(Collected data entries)
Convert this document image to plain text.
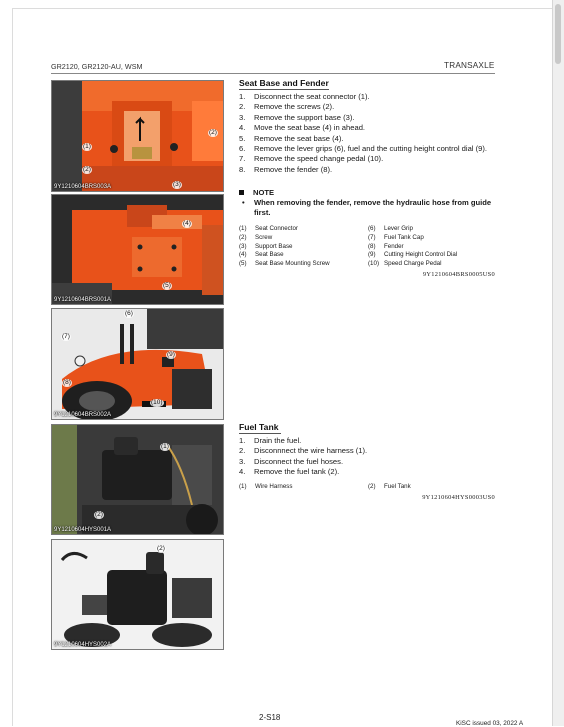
GR2120, GR2120-AU, WSM	TRANSAXLE
(1)
(2)
(2)
(3)
9Y1210604BRS003A
(4)
(5)
9Y1210604BRS001A
(6)
(7)
(9)
(8)
(10)
9Y1210604BRS002A
(1)
(2)
9Y1210604HYS001A
(2)
9Y1210604HYS002A
Seat Base and Fender
1.	Disconnect the seat connector (1).
2.	Remove the screws (2).
3.	Remove the support base (3).
4.	Move the seat base (4) in ahead.
5.	Remove the seat base (4).
6.	Remove the lever grips (6), fuel and the cutting height control dial (9).
7.	Remove the speed change pedal (10).
8.	Remove the fender (8).
NOTE
•	When removing the fender, remove the hydraulic hose from guide first.
(1)	Seat Connector	(6)	Lever Grip
(2)	Screw	(7)	Fuel Tank Cap
(3)	Support Base	(8)	Fender
(4)	Seat Base	(9)	Cutting Height Control Dial
(5)	Seat Base Mounting Screw	(10) Speed Charge Pedal
9Y1210604BRS0005US0
Fuel Tank
1.	Drain the fuel.
2.	Disconnnect the wire harness (1).
3.	Disconnect the fuel hoses.
4.	Remove the fuel tank (2).
(1)	Wire Harness	(2)	Fuel Tank
9Y1210604HYS0003US0
2-S18
KiSC issued 03, 2022 A
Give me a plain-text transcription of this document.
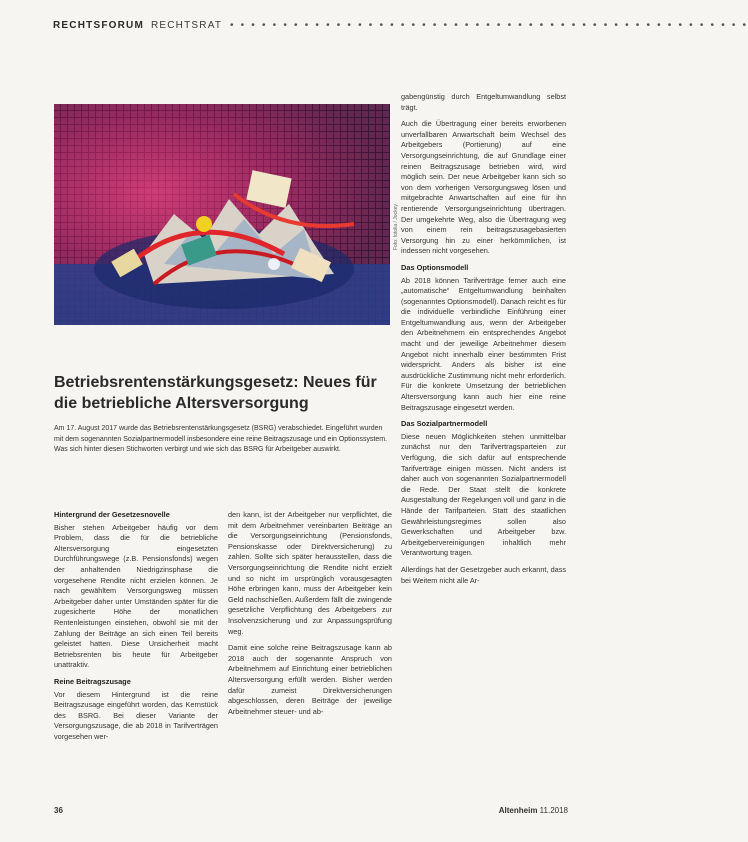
RECHTSFORUM RECHTSRAT • • • • • • • • • • • • • • • • • • • • • • • • • • • • • • • • • • • • • • • • • • • • • • • • •
Foto: fotolia / Jockey
Betriebsrentenstärkungsgesetz: Neues für die betriebliche Altersversorgung

Am 17. August 2017 wurde das Betriebsrentenstärkungsgesetz (BSRG) verabschiedet. Eingeführt wurden mit dem sogenannten Sozialpartnermodell insbesondere eine reine Beitragszusage und ein Optionssystem. Was sich hinter diesen Stichworten verbirgt und wie sich das BSRG für Arbeitgeber auswirkt.

Hintergrund der Gesetzesnovelle

Bisher stehen Arbeitgeber häufig vor dem Problem, dass die für die betriebliche Altersversorgung eingesetzten Durchführungswege (z.B. Pensionsfonds) wegen der anhaltenden Niedrigzinsphase die vorgesehene Rendite nicht erzielen können. Je nach gewähltem Versorgungsweg müssen Arbeitgeber daher unter Umständen später für die zugesicherte Höhe der monatlichen Rentenleistungen einstehen, obwohl sie mit der Zahlung der Beiträge an sich einen Teil bereits geleistet hatten. Diese Unsicherheit macht Betriebsrenten bis heute für Arbeitgeber unattraktiv.

Reine Beitragszusage

Vor diesem Hintergrund ist die reine Beitragszusage eingeführt worden, das Kernstück des BSRG. Bei dieser Variante der Versorgungszusage, die ab 2018 in Tarifverträgen vorgesehen wer-

den kann, ist der Arbeitgeber nur verpflichtet, die mit dem Arbeitnehmer vereinbarten Beiträge an die Versorgungseinrichtung (Pensionsfonds, Pensionskasse oder Direktversicherung) zu zahlen. Sollte sich später herausstellen, dass die Versorgungseinrichtung die Rendite nicht erzielt und so nicht im ursprünglich vorausgesagten Höhe erbringen kann, muss der Arbeitgeber kein Geld nachschießen. Außerdem fällt die zwingende gesetzliche Verpflichtung des Arbeitgebers zur Insolvenzsicherung und zur Anpassungsprüfung weg.

Damit eine solche reine Beitragszusage kann ab 2018 auch der sogenannte Anspruch von Arbeitnehmern auf Einrichtung einer betrieblichen Altersversorgung erfüllt werden. Bisher werden dafür zumeist Direktversicherungen abgeschlossen, deren Beiträge der jeweilige Arbeitnehmer steuer- und ab-

gabengünstig durch Entgeltumwandlung selbst trägt.

Auch die Übertragung einer bereits erworbenen unverfallbaren Anwartschaft beim Wechsel des Arbeitgebers (Portierung) auf eine Versorgungseinrichtung, die auf Grundlage einer reinen Beitragszusage betrieben wird, wird möglich sein. Der neue Arbeitgeber kann sich so von dem vorherigen Versorgungsweg lösen und mitgebrachte Anwartschaften auf eine für ihn rentierende Versorgungseinrichtung übertragen. Der umgekehrte Weg, also die Übertragung weg von einem rein beitragszusagebasierten Versorgung hin zu einer herkömmlichen, ist indessen nicht vorgesehen.

Das Optionsmodell

Ab 2018 können Tarifverträge ferner auch eine „automatische“ Entgeltumwandlung beinhalten (sogenanntes Optionsmodell). Danach reicht es für die individuelle verbindliche Einführung einer Entgeltumwandlung aus, wenn der Arbeitgeber den Arbeitnehmern ein entsprechendes Angebot macht und der jeweilige Arbeitnehmer diesem Angebot nicht innerhalb einer bestimmten Frist widerspricht. Anders als bisher ist eine ausdrückliche Zustimmung nicht mehr erforderlich. Für die konkrete Umsetzung der betrieblichen Altersversorgung kann auch hier eine reine Beitragszusage eingesetzt werden.

Das Sozialpartnermodell

Diese neuen Möglichkeiten stehen unmittelbar zunächst nur den Tarifvertragsparteien zur Verfügung, die sich dafür auf entsprechende Tarifverträge einigen müssen. Nicht anders ist daher auch von sogenannten Sozialpartnermodell die Rede. Der Staat stellt die konkrete Ausgestaltung der Regelungen voll und ganz in die Hände der Tarifparteien. Statt des staatlichen Gewährleistungsregimes sollen also Gewerkschaften und Arbeitgeber bzw. Arbeitgebervereinigungen inhaltlich mehr Verantwortung tragen.

Allerdings hat der Gesetzgeber auch erkannt, dass bei Weitem nicht alle Ar-

36	Altenheim 11.2018
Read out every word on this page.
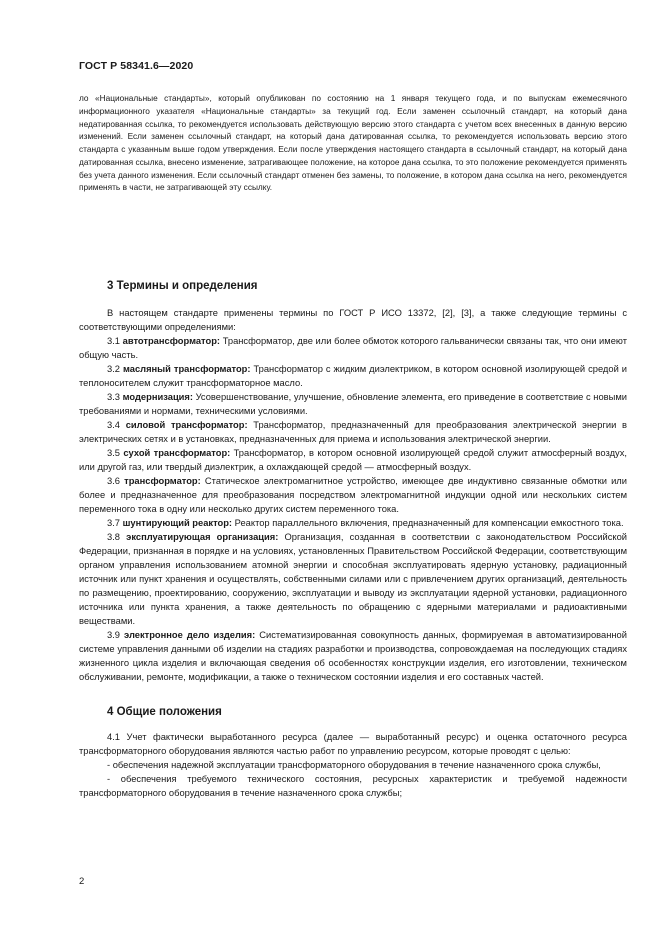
ГОСТ Р 58341.6—2020
ло «Национальные стандарты», который опубликован по состоянию на 1 января текущего года, и по выпускам ежемесячного информационного указателя «Национальные стандарты» за текущий год. Если заменен ссылочный стандарт, на который дана недатированная ссылка, то рекомендуется использовать действующую версию этого стандарта с учетом всех внесенных в данную версию изменений. Если заменен ссылочный стандарт, на который дана датированная ссылка, то рекомендуется использовать версию этого стандарта с указанным выше годом утверждения. Если после утверждения настоящего стандарта в ссылочный стандарт, на который дана датированная ссылка, внесено изменение, затрагивающее положение, на которое дана ссылка, то это положение рекомендуется применять без учета данного изменения. Если ссылочный стандарт отменен без замены, то положение, в котором дана ссылка на него, рекомендуется применять в части, не затрагивающей эту ссылку.
3 Термины и определения

В настоящем стандарте применены термины по ГОСТ Р ИСО 13372, [2], [3], а также следующие термины с соответствующими определениями:

3.1 автотрансформатор: Трансформатор, две или более обмоток которого гальванически связаны так, что они имеют общую часть.

3.2 масляный трансформатор: Трансформатор с жидким диэлектриком, в котором основной изолирующей средой и теплоносителем служит трансформаторное масло.

3.3 модернизация: Усовершенствование, улучшение, обновление элемента, его приведение в соответствие с новыми требованиями и нормами, техническими условиями.

3.4 силовой трансформатор: Трансформатор, предназначенный для преобразования электрической энергии в электрических сетях и в установках, предназначенных для приема и использования электрической энергии.

3.5 сухой трансформатор: Трансформатор, в котором основной изолирующей средой служит атмосферный воздух, или другой газ, или твердый диэлектрик, а охлаждающей средой — атмосферный воздух.

3.6 трансформатор: Статическое электромагнитное устройство, имеющее две индуктивно связанные обмотки или более и предназначенное для преобразования посредством электромагнитной индукции одной или нескольких систем переменного тока в одну или несколько других систем переменного тока.

3.7 шунтирующий реактор: Реактор параллельного включения, предназначенный для компенсации емкостного тока.

3.8 эксплуатирующая организация: Организация, созданная в соответствии с законодательством Российской Федерации, признанная в порядке и на условиях, установленных Правительством Российской Федерации, соответствующим органом управления использованием атомной энергии и способная эксплуатировать ядерную установку, радиационный источник или пункт хранения и осуществлять, собственными силами или с привлечением других организаций, деятельность по размещению, проектированию, сооружению, эксплуатации и выводу из эксплуатации ядерной установки, радиационного источника или пункта хранения, а также деятельность по обращению с ядерными материалами и радиоактивными веществами.

3.9 электронное дело изделия: Систематизированная совокупность данных, формируемая в автоматизированной системе управления данными об изделии на стадиях разработки и производства, сопровождаемая на последующих стадиях жизненного цикла изделия и включающая сведения об особенностях конструкции изделия, его изготовлении, техническом обслуживании, ремонте, модификации, а также о техническом состоянии изделия и его составных частей.

4 Общие положения

4.1 Учет фактически выработанного ресурса (далее — выработанный ресурс) и оценка остаточного ресурса трансформаторного оборудования являются частью работ по управлению ресурсом, которые проводят с целью:

- обеспечения надежной эксплуатации трансформаторного оборудования в течение назначенного срока службы,

- обеспечения требуемого технического состояния, ресурсных характеристик и требуемой надежности трансформаторного оборудования в течение назначенного срока службы;

2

Given task => Copy each line of the entries that includes the word "Disconnect".

Output =>
1.	Disconnect the seat connector (1).
3.	Disconnect the fuel hoses.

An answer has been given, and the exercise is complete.